▸ Stated task:
Search the records for the word "sequence" and report each line that has it.

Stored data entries
────────────────────

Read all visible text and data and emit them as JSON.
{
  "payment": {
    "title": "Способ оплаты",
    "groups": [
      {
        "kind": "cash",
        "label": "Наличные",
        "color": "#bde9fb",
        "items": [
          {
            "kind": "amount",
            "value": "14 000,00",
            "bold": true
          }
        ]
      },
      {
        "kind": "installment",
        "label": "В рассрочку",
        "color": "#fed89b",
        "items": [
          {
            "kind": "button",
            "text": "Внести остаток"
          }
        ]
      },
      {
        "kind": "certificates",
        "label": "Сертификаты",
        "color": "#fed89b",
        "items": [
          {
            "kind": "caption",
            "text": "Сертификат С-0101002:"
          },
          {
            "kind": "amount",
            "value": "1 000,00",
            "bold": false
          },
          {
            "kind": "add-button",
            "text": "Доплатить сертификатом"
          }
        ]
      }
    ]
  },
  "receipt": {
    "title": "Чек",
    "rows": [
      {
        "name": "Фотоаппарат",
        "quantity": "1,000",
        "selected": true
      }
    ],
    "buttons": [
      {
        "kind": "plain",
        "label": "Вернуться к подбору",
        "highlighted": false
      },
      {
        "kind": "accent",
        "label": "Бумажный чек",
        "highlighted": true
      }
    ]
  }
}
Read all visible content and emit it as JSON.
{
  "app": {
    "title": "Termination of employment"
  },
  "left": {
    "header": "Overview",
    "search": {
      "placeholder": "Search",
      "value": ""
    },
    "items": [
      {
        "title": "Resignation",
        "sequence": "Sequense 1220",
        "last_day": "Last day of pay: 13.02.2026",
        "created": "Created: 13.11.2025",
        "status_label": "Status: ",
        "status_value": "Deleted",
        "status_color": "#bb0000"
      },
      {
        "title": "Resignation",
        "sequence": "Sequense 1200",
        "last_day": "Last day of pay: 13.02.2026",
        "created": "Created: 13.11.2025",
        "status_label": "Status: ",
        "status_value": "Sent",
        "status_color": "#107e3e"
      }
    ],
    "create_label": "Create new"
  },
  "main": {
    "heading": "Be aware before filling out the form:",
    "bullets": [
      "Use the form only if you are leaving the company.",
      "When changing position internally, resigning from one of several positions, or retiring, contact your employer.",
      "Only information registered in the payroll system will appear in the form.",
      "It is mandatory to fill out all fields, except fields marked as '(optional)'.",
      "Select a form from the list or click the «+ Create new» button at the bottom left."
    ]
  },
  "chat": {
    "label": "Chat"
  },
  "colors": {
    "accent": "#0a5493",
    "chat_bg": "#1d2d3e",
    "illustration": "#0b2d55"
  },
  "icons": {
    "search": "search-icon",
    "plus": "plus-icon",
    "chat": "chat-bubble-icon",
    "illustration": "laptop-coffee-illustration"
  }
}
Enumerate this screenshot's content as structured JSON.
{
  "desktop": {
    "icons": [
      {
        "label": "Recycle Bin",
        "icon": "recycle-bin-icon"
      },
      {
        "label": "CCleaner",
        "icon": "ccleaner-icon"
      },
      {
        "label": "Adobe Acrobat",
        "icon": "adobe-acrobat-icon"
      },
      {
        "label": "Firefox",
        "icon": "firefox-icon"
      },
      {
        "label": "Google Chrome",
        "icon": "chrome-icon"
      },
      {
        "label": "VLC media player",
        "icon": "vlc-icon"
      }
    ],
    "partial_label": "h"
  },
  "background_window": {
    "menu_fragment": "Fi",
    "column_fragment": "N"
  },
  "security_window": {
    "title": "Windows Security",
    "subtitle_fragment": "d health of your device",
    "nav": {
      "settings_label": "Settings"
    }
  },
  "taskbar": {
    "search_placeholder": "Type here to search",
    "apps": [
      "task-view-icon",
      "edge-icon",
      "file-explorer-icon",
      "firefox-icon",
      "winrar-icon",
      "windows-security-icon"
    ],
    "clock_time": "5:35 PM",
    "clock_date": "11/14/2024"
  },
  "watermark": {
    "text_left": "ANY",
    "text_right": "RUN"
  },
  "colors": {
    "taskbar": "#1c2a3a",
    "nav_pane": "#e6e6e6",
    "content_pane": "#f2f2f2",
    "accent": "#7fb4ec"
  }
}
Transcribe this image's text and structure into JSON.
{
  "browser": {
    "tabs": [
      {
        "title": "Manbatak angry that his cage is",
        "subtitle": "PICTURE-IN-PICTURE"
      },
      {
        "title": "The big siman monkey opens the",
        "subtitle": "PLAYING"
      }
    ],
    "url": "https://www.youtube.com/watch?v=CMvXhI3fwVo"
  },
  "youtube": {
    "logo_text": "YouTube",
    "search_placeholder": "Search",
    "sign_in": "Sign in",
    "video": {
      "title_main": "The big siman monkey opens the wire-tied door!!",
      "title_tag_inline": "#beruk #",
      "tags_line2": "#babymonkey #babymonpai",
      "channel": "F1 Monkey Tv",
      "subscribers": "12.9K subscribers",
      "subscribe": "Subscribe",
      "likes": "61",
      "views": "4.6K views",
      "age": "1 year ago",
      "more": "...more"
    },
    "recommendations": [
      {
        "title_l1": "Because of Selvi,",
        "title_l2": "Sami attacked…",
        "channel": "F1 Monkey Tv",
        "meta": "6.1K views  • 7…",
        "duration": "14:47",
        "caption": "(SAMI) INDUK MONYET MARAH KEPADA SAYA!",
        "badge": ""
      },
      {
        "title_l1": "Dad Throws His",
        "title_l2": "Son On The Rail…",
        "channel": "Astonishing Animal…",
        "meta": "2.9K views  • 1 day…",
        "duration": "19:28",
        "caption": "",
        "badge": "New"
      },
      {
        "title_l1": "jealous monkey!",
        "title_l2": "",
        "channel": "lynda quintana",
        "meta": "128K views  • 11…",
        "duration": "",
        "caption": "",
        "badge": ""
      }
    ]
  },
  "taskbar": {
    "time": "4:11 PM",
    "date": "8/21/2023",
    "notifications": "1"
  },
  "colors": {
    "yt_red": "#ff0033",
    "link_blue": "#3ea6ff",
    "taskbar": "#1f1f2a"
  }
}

────────────────────

▸ Task result:
        "sequence": "Sequense 1220",
        "sequence": "Sequense 1200",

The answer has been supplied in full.